Stored items:
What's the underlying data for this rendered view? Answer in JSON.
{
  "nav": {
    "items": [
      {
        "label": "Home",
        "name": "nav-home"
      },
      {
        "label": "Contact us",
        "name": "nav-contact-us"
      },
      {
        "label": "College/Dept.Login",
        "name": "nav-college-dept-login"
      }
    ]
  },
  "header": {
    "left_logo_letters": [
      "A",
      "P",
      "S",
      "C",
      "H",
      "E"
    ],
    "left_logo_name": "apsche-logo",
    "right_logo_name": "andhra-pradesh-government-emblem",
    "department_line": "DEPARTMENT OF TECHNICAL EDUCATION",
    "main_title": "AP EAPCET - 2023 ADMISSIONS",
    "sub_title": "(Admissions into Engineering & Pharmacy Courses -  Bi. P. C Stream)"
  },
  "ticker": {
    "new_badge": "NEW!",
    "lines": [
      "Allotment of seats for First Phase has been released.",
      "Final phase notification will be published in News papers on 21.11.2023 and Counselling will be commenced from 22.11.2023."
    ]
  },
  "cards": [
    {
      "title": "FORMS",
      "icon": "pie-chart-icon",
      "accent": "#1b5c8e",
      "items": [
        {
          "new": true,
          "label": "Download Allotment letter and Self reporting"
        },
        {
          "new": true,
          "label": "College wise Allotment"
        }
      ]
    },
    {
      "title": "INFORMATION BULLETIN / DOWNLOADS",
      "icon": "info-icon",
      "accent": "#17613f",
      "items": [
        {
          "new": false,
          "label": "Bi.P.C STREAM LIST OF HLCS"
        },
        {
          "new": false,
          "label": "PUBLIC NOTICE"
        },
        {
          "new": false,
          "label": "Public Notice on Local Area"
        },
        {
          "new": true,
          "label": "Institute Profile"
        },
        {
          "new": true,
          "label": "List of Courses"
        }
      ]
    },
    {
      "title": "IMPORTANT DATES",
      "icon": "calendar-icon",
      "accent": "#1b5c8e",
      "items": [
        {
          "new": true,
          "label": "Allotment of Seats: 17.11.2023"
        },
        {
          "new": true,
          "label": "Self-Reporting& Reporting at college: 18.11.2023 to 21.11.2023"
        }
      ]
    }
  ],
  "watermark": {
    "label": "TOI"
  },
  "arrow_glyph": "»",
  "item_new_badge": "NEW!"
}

Challenge: Your task is to output the full set of records exactly as presented.

Problem solution:
What's the underlying data for this rendered view? Answer in JSON.
{
  "nav": {
    "items": [
      {
        "label": "Home",
        "name": "nav-home"
      },
      {
        "label": "Contact us",
        "name": "nav-contact-us"
      },
      {
        "label": "College/Dept.Login",
        "name": "nav-college-dept-login"
      }
    ]
  },
  "header": {
    "left_logo_letters": [
      "A",
      "P",
      "S",
      "C",
      "H",
      "E"
    ],
    "left_logo_name": "apsche-logo",
    "right_logo_name": "andhra-pradesh-government-emblem",
    "department_line": "DEPARTMENT OF TECHNICAL EDUCATION",
    "main_title": "AP EAPCET - 2023 ADMISSIONS",
    "sub_title": "(Admissions into Engineering & Pharmacy Courses -  Bi. P. C Stream)"
  },
  "ticker": {
    "new_badge": "NEW!",
    "lines": [
      "Allotment of seats for First Phase has been released.",
      "Final phase notification will be published in News papers on 21.11.2023 and Counselling will be commenced from 22.11.2023."
    ]
  },
  "cards": [
    {
      "title": "FORMS",
      "icon": "pie-chart-icon",
      "accent": "#1b5c8e",
      "items": [
        {
          "new": true,
          "label": "Download Allotment letter and Self reporting"
        },
        {
          "new": true,
          "label": "College wise Allotment"
        }
      ]
    },
    {
      "title": "INFORMATION BULLETIN / DOWNLOADS",
      "icon": "info-icon",
      "accent": "#17613f",
      "items": [
        {
          "new": false,
          "label": "Bi.P.C STREAM LIST OF HLCS"
        },
        {
          "new": false,
          "label": "PUBLIC NOTICE"
        },
        {
          "new": false,
          "label": "Public Notice on Local Area"
        },
        {
          "new": true,
          "label": "Institute Profile"
        },
        {
          "new": true,
          "label": "List of Courses"
        }
      ]
    },
    {
      "title": "IMPORTANT DATES",
      "icon": "calendar-icon",
      "accent": "#1b5c8e",
      "items": [
        {
          "new": true,
          "label": "Allotment of Seats: 17.11.2023"
        },
        {
          "new": true,
          "label": "Self-Reporting& Reporting at college: 18.11.2023 to 21.11.2023"
        }
      ]
    }
  ],
  "watermark": {
    "label": "TOI"
  },
  "arrow_glyph": "»",
  "item_new_badge": "NEW!"
}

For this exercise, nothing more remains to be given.